[Figure record extracts]

----------------

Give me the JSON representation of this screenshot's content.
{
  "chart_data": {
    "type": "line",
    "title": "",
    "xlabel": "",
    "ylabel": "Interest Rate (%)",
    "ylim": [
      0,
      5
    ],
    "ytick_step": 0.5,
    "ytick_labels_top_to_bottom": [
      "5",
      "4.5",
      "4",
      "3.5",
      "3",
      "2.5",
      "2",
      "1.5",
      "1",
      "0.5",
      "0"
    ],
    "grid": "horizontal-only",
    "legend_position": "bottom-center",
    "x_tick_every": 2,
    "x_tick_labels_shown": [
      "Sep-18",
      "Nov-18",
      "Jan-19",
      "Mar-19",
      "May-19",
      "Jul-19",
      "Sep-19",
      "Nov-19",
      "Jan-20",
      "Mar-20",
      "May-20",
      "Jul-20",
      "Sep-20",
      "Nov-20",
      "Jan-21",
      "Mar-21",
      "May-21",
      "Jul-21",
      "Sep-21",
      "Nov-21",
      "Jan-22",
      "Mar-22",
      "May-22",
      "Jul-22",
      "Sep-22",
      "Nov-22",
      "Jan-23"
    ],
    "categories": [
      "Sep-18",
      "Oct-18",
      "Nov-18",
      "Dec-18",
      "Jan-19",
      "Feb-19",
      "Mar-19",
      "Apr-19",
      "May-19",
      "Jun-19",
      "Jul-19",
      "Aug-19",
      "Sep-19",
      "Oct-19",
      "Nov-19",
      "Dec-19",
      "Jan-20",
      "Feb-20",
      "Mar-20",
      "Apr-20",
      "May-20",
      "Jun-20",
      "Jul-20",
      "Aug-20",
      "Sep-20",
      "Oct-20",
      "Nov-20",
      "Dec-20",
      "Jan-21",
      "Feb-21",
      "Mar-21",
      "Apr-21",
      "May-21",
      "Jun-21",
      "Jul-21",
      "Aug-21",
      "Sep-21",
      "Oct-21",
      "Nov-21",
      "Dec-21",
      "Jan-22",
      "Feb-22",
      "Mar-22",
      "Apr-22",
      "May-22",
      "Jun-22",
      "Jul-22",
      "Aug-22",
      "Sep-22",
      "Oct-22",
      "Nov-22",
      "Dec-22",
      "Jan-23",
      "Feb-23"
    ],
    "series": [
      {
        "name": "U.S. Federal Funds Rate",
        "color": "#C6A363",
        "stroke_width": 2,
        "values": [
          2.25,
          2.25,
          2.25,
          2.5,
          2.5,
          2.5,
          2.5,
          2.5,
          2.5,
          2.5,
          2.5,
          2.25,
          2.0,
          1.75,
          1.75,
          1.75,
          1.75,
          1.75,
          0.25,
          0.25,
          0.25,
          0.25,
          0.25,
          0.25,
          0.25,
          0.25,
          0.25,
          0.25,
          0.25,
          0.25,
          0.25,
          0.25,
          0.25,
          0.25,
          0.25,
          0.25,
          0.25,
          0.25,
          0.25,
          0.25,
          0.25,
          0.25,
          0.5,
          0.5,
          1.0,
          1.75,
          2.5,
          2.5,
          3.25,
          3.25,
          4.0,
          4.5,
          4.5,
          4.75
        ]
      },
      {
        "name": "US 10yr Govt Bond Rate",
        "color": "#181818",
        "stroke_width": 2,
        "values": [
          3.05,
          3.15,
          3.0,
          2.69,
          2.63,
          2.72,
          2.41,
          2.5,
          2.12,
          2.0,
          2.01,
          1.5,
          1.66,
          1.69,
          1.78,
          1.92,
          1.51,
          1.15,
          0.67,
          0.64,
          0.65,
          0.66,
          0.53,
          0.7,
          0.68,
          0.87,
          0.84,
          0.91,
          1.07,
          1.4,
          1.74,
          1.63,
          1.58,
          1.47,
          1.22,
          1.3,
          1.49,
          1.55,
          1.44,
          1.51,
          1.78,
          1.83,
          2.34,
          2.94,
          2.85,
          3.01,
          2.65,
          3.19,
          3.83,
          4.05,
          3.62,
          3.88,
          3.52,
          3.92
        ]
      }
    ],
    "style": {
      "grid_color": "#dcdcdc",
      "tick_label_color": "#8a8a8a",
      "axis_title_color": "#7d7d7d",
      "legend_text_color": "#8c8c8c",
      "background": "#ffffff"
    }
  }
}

----------------

Task:
Copy every line of the entries above in which "Rate" occurs.

Answer to the problem:
    "ylabel": "Interest Rate (%)",
        "name": "U.S. Federal Funds Rate",
        "name": "US 10yr Govt Bond Rate",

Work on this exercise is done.